The request: Pull out every line of the listing below where "CRANKS" appears.

[Figure record extracts]
────────────────────

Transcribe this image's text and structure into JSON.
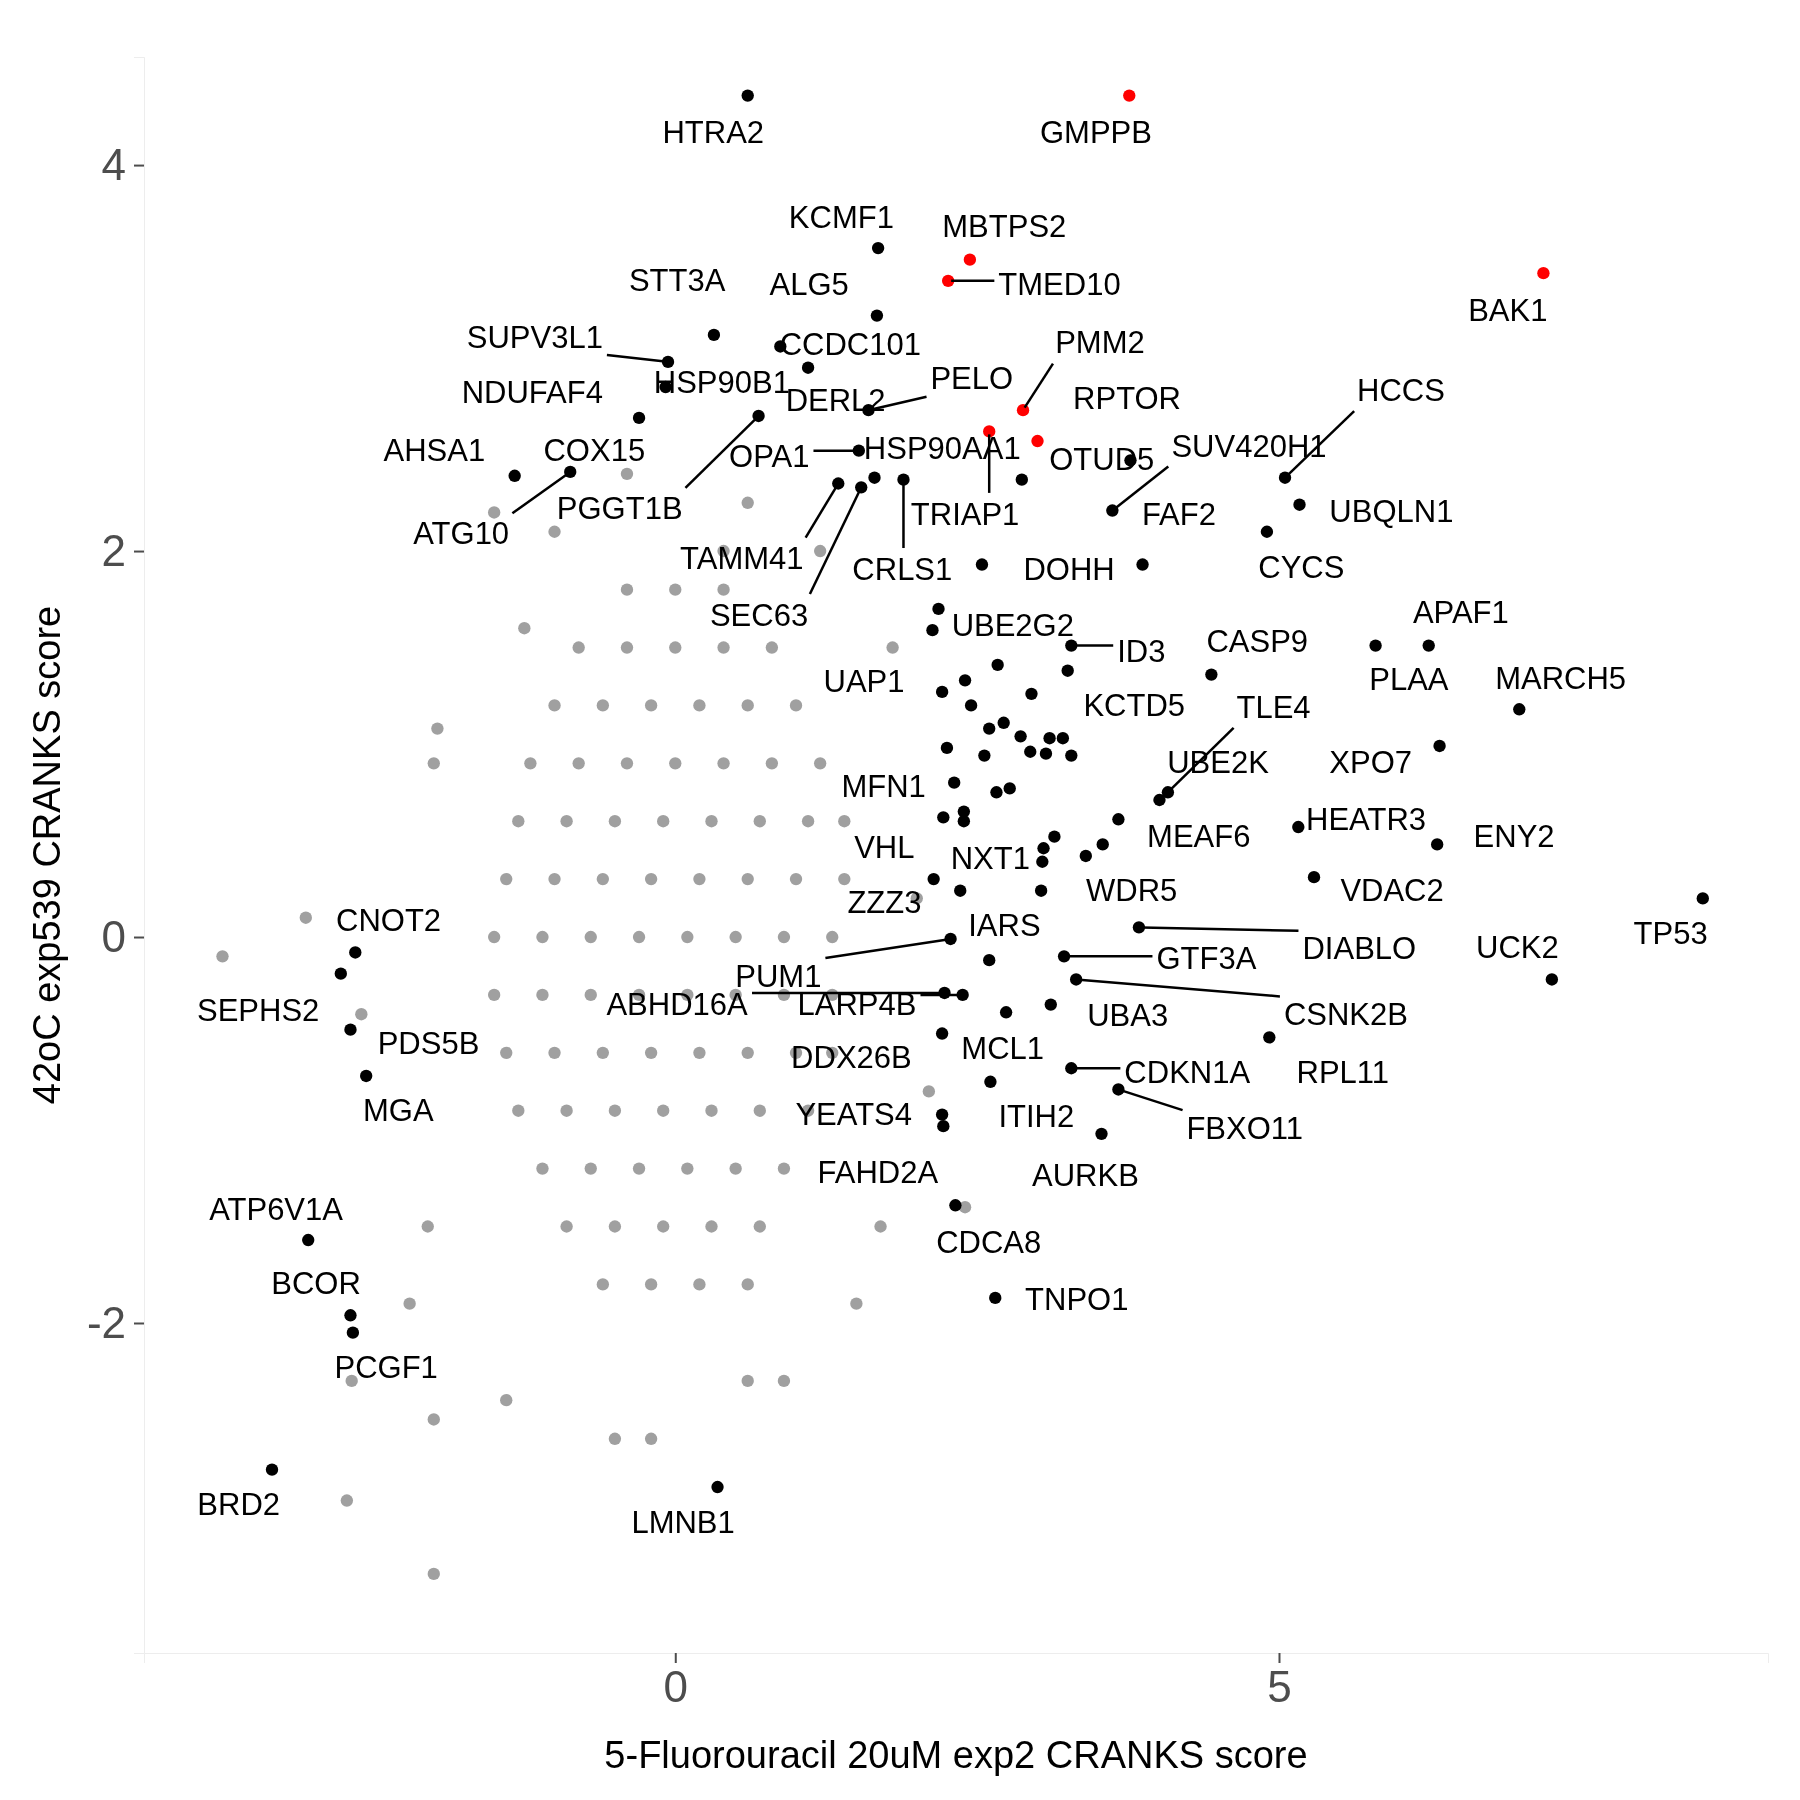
{
  "chart_data": {
    "type": "scatter",
    "xlabel": "5-Fluorouracil 20uM exp2 CRANKS score",
    "ylabel": "42oC exp539 CRANKS score",
    "xlim": [
      -4.4,
      9.05
    ],
    "ylim": [
      -3.71,
      4.56
    ],
    "xticks": [
      0,
      5
    ],
    "yticks": [
      -2,
      0,
      2,
      4
    ],
    "grid": false,
    "marker": "circle",
    "series": [
      {
        "color": "#a0a0a0",
        "x": [
          -0.4,
          0,
          0.4,
          -0.8,
          -0.4,
          0,
          0.4,
          0.8,
          -1.0,
          -0.6,
          -0.2,
          0.2,
          0.6,
          1.0,
          -1.2,
          -0.8,
          -0.4,
          0,
          0.4,
          0.8,
          1.2,
          -1.3,
          -0.9,
          -0.5,
          -0.1,
          0.3,
          0.7,
          1.1,
          1.4,
          -1.4,
          -1.0,
          -0.6,
          -0.2,
          0.2,
          0.6,
          1.0,
          1.4,
          -1.5,
          -1.1,
          -0.7,
          -0.3,
          0.1,
          0.5,
          0.9,
          1.3,
          -1.5,
          -1.1,
          -0.7,
          -0.3,
          0.1,
          0.5,
          0.9,
          1.3,
          -1.4,
          -1.0,
          -0.6,
          -0.2,
          0.2,
          0.6,
          1.0,
          1.3,
          -1.3,
          -0.9,
          -0.5,
          -0.1,
          0.3,
          0.7,
          1.1,
          -1.1,
          -0.7,
          -0.3,
          0.1,
          0.5,
          0.9,
          -0.9,
          -0.5,
          -0.1,
          0.3,
          0.7,
          -0.6,
          -0.2,
          0.2,
          0.6,
          -3.75,
          -3.06,
          -1.97,
          -2.0,
          -2.6,
          -2.05,
          -2.2,
          -2.68,
          -2.72,
          -2.0,
          -2.0,
          -1.4,
          -0.5,
          -0.2,
          0.6,
          0.9,
          1.5,
          2.4,
          1.7,
          -1.25,
          -1.5,
          -1.0,
          -0.4,
          0.6,
          0.4,
          1.2,
          1.8,
          2.0,
          2.1
        ],
        "values": [
          1.8,
          1.8,
          1.8,
          1.5,
          1.5,
          1.5,
          1.5,
          1.5,
          1.2,
          1.2,
          1.2,
          1.2,
          1.2,
          1.2,
          0.9,
          0.9,
          0.9,
          0.9,
          0.9,
          0.9,
          0.9,
          0.6,
          0.6,
          0.6,
          0.6,
          0.6,
          0.6,
          0.6,
          0.6,
          0.3,
          0.3,
          0.3,
          0.3,
          0.3,
          0.3,
          0.3,
          0.3,
          0,
          0,
          0,
          0,
          0,
          0,
          0,
          0,
          -0.3,
          -0.3,
          -0.3,
          -0.3,
          -0.3,
          -0.3,
          -0.3,
          -0.3,
          -0.6,
          -0.6,
          -0.6,
          -0.6,
          -0.6,
          -0.6,
          -0.6,
          -0.6,
          -0.9,
          -0.9,
          -0.9,
          -0.9,
          -0.9,
          -0.9,
          -0.9,
          -1.2,
          -1.2,
          -1.2,
          -1.2,
          -1.2,
          -1.2,
          -1.5,
          -1.5,
          -1.5,
          -1.5,
          -1.5,
          -1.8,
          -1.8,
          -1.8,
          -1.8,
          -0.1,
          0.1,
          1.08,
          0.9,
          -0.4,
          -1.5,
          -1.9,
          -2.3,
          -2.92,
          -3.3,
          -2.5,
          -2.4,
          -2.6,
          -2.6,
          -2.3,
          -2.3,
          -1.9,
          -1.4,
          -1.5,
          1.6,
          2.2,
          2.1,
          2.4,
          2.25,
          2.0,
          2.0,
          1.5,
          0.2,
          -0.8
        ]
      },
      {
        "color": "#000000",
        "x": [
          0.6,
          1.68,
          1.67,
          0.32,
          -0.06,
          0.87,
          1.1,
          -0.08,
          -0.3,
          0.69,
          1.6,
          -1.33,
          -0.87,
          1.52,
          1.35,
          1.54,
          1.65,
          1.89,
          2.87,
          3.77,
          3.62,
          5.05,
          5.17,
          4.9,
          2.54,
          3.87,
          2.18,
          2.13,
          3.28,
          3.25,
          2.67,
          2.4,
          2.21,
          4.44,
          5.8,
          6.24,
          6.99,
          2.95,
          2.45,
          2.6,
          2.72,
          2.86,
          3.1,
          3.21,
          2.94,
          3.07,
          3.28,
          2.56,
          2.25,
          6.33,
          2.31,
          2.66,
          2.77,
          4.08,
          4.01,
          2.22,
          2.39,
          2.39,
          3.67,
          3.54,
          3.14,
          3.05,
          3.04,
          3.4,
          5.16,
          6.31,
          5.29,
          2.14,
          2.36,
          3.03,
          8.51,
          3.84,
          2.28,
          2.6,
          3.22,
          3.32,
          7.26,
          2.23,
          2.38,
          2.74,
          3.11,
          4.92,
          2.21,
          3.28,
          2.61,
          3.67,
          2.21,
          2.22,
          3.53,
          2.32,
          2.65,
          0.35,
          -2.65,
          -2.77,
          -2.69,
          -2.56,
          -3.04,
          -2.69,
          -2.67,
          -3.34
        ],
        "values": [
          4.36,
          3.57,
          3.22,
          3.12,
          2.98,
          3.06,
          2.95,
          2.85,
          2.69,
          2.7,
          2.73,
          2.39,
          2.41,
          2.52,
          2.35,
          2.33,
          2.38,
          2.37,
          2.37,
          2.47,
          2.21,
          2.38,
          2.24,
          2.1,
          1.93,
          1.93,
          1.7,
          1.59,
          1.51,
          1.38,
          1.41,
          1.33,
          1.27,
          1.36,
          1.51,
          1.51,
          1.18,
          1.26,
          1.2,
          1.08,
          1.11,
          1.04,
          1.03,
          1.03,
          0.96,
          0.95,
          0.94,
          0.94,
          0.98,
          0.99,
          0.8,
          0.75,
          0.77,
          0.75,
          0.71,
          0.62,
          0.65,
          0.6,
          0.61,
          0.48,
          0.52,
          0.46,
          0.39,
          0.42,
          0.57,
          0.48,
          0.31,
          0.3,
          0.24,
          0.24,
          0.2,
          0.05,
          -0.01,
          -0.12,
          -0.1,
          -0.22,
          -0.22,
          -0.29,
          -0.3,
          -0.39,
          -0.35,
          -0.52,
          -0.5,
          -0.68,
          -0.75,
          -0.79,
          -0.92,
          -0.98,
          -1.02,
          -1.39,
          -1.87,
          -2.85,
          -0.08,
          -0.19,
          -0.48,
          -0.72,
          -1.57,
          -1.96,
          -2.05,
          -2.76
        ]
      },
      {
        "color": "#ff0000",
        "x": [
          3.76,
          2.44,
          2.26,
          7.19,
          2.88,
          2.6,
          3.0
        ],
        "values": [
          4.36,
          3.51,
          3.4,
          3.44,
          2.73,
          2.62,
          2.57
        ]
      }
    ],
    "annotations": [
      {
        "text": "HTRA2",
        "x": 0.6,
        "y": 4.36
      },
      {
        "text": "GMPPB",
        "x": 3.76,
        "y": 4.36
      },
      {
        "text": "KCMF1",
        "x": 1.68,
        "y": 3.57
      },
      {
        "text": "MBTPS2",
        "x": 2.44,
        "y": 3.51
      },
      {
        "text": "STT3A",
        "x": 0.32,
        "y": 3.12
      },
      {
        "text": "ALG5",
        "x": 1.67,
        "y": 3.22
      },
      {
        "text": "TMED10",
        "x": 2.26,
        "y": 3.4
      },
      {
        "text": "BAK1",
        "x": 7.19,
        "y": 3.44
      },
      {
        "text": "SUPV3L1",
        "x": -0.06,
        "y": 2.98
      },
      {
        "text": "CCDC101",
        "x": 0.87,
        "y": 3.06
      },
      {
        "text": "PMM2",
        "x": 2.88,
        "y": 2.73
      },
      {
        "text": "NDUFAF4",
        "x": -0.3,
        "y": 2.69
      },
      {
        "text": "HSP90B1",
        "x": -0.08,
        "y": 2.85
      },
      {
        "text": "PELO",
        "x": 1.6,
        "y": 2.73
      },
      {
        "text": "DERL2",
        "x": 1.1,
        "y": 2.95
      },
      {
        "text": "RPTOR",
        "x": 3.0,
        "y": 2.57
      },
      {
        "text": "HCCS",
        "x": 5.05,
        "y": 2.38
      },
      {
        "text": "AHSA1",
        "x": -1.33,
        "y": 2.39
      },
      {
        "text": "COX15",
        "x": -0.87,
        "y": 2.41
      },
      {
        "text": "OPA1",
        "x": 1.52,
        "y": 2.52
      },
      {
        "text": "HSP90AA1",
        "x": 1.65,
        "y": 2.38
      },
      {
        "text": "OTUD5",
        "x": 3.77,
        "y": 2.47
      },
      {
        "text": "SUV420H1",
        "x": 3.62,
        "y": 2.21
      },
      {
        "text": "PGGT1B",
        "x": 0.69,
        "y": 2.7
      },
      {
        "text": "ATG10",
        "x": -0.87,
        "y": 2.41
      },
      {
        "text": "TRIAP1",
        "x": 2.6,
        "y": 2.62
      },
      {
        "text": "FAF2",
        "x": 3.62,
        "y": 2.21
      },
      {
        "text": "UBQLN1",
        "x": 5.17,
        "y": 2.24
      },
      {
        "text": "TAMM41",
        "x": 1.35,
        "y": 2.35
      },
      {
        "text": "CRLS1",
        "x": 1.89,
        "y": 2.37
      },
      {
        "text": "DOHH",
        "x": 3.87,
        "y": 1.93
      },
      {
        "text": "CYCS",
        "x": 4.9,
        "y": 2.1
      },
      {
        "text": "SEC63",
        "x": 1.54,
        "y": 2.33
      },
      {
        "text": "APAF1",
        "x": 6.24,
        "y": 1.51
      },
      {
        "text": "UBE2G2",
        "x": 2.13,
        "y": 1.59
      },
      {
        "text": "CASP9",
        "x": 4.44,
        "y": 1.36
      },
      {
        "text": "ID3",
        "x": 3.28,
        "y": 1.51
      },
      {
        "text": "UAP1",
        "x": 2.21,
        "y": 1.27
      },
      {
        "text": "PLAA",
        "x": 5.8,
        "y": 1.51
      },
      {
        "text": "MARCH5",
        "x": 6.99,
        "y": 1.18
      },
      {
        "text": "KCTD5",
        "x": 3.25,
        "y": 1.38
      },
      {
        "text": "TLE4",
        "x": 4.08,
        "y": 0.75
      },
      {
        "text": "UBE2K",
        "x": 4.01,
        "y": 0.71
      },
      {
        "text": "XPO7",
        "x": 6.33,
        "y": 0.99
      },
      {
        "text": "MFN1",
        "x": 2.22,
        "y": 0.62
      },
      {
        "text": "HEATR3",
        "x": 5.16,
        "y": 0.57
      },
      {
        "text": "MEAF6",
        "x": 3.67,
        "y": 0.61
      },
      {
        "text": "ENY2",
        "x": 6.31,
        "y": 0.48
      },
      {
        "text": "VHL",
        "x": 2.14,
        "y": 0.3
      },
      {
        "text": "NXT1",
        "x": 2.39,
        "y": 0.6
      },
      {
        "text": "WDR5",
        "x": 3.4,
        "y": 0.42
      },
      {
        "text": "VDAC2",
        "x": 5.29,
        "y": 0.31
      },
      {
        "text": "ZZZ3",
        "x": 2.36,
        "y": 0.24
      },
      {
        "text": "IARS",
        "x": 3.03,
        "y": 0.24
      },
      {
        "text": "CNOT2",
        "x": -2.65,
        "y": -0.08
      },
      {
        "text": "TP53",
        "x": 8.51,
        "y": 0.2
      },
      {
        "text": "PUM1",
        "x": 2.28,
        "y": -0.01
      },
      {
        "text": "DIABLO",
        "x": 3.84,
        "y": 0.05
      },
      {
        "text": "UCK2",
        "x": 7.26,
        "y": -0.22
      },
      {
        "text": "GTF3A",
        "x": 3.22,
        "y": -0.1
      },
      {
        "text": "SEPHS2",
        "x": -2.77,
        "y": -0.19
      },
      {
        "text": "ABHD16A",
        "x": 2.23,
        "y": -0.29
      },
      {
        "text": "LARP4B",
        "x": 2.38,
        "y": -0.3
      },
      {
        "text": "CSNK2B",
        "x": 3.32,
        "y": -0.22
      },
      {
        "text": "UBA3",
        "x": 3.11,
        "y": -0.35
      },
      {
        "text": "PDS5B",
        "x": -2.69,
        "y": -0.48
      },
      {
        "text": "MCL1",
        "x": 2.74,
        "y": -0.39
      },
      {
        "text": "DDX26B",
        "x": 2.21,
        "y": -0.5
      },
      {
        "text": "CDKN1A",
        "x": 3.28,
        "y": -0.68
      },
      {
        "text": "RPL11",
        "x": 4.92,
        "y": -0.52
      },
      {
        "text": "MGA",
        "x": -2.56,
        "y": -0.72
      },
      {
        "text": "YEATS4",
        "x": 2.21,
        "y": -0.92
      },
      {
        "text": "ITIH2",
        "x": 2.61,
        "y": -0.75
      },
      {
        "text": "FBXO11",
        "x": 3.67,
        "y": -0.79
      },
      {
        "text": "FAHD2A",
        "x": 2.22,
        "y": -0.98
      },
      {
        "text": "AURKB",
        "x": 3.53,
        "y": -1.02
      },
      {
        "text": "ATP6V1A",
        "x": -3.04,
        "y": -1.57
      },
      {
        "text": "CDCA8",
        "x": 2.32,
        "y": -1.39
      },
      {
        "text": "BCOR",
        "x": -2.69,
        "y": -1.96
      },
      {
        "text": "TNPO1",
        "x": 2.65,
        "y": -1.87
      },
      {
        "text": "PCGF1",
        "x": -2.67,
        "y": -2.05
      },
      {
        "text": "BRD2",
        "x": -3.34,
        "y": -2.76
      },
      {
        "text": "LMNB1",
        "x": 0.35,
        "y": -2.85
      }
    ]
  }
}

────────────────────

Exercise answer:
    "xlabel": "5-Fluorouracil 20uM exp2 CRANKS score",
    "ylabel": "42oC exp539 CRANKS score",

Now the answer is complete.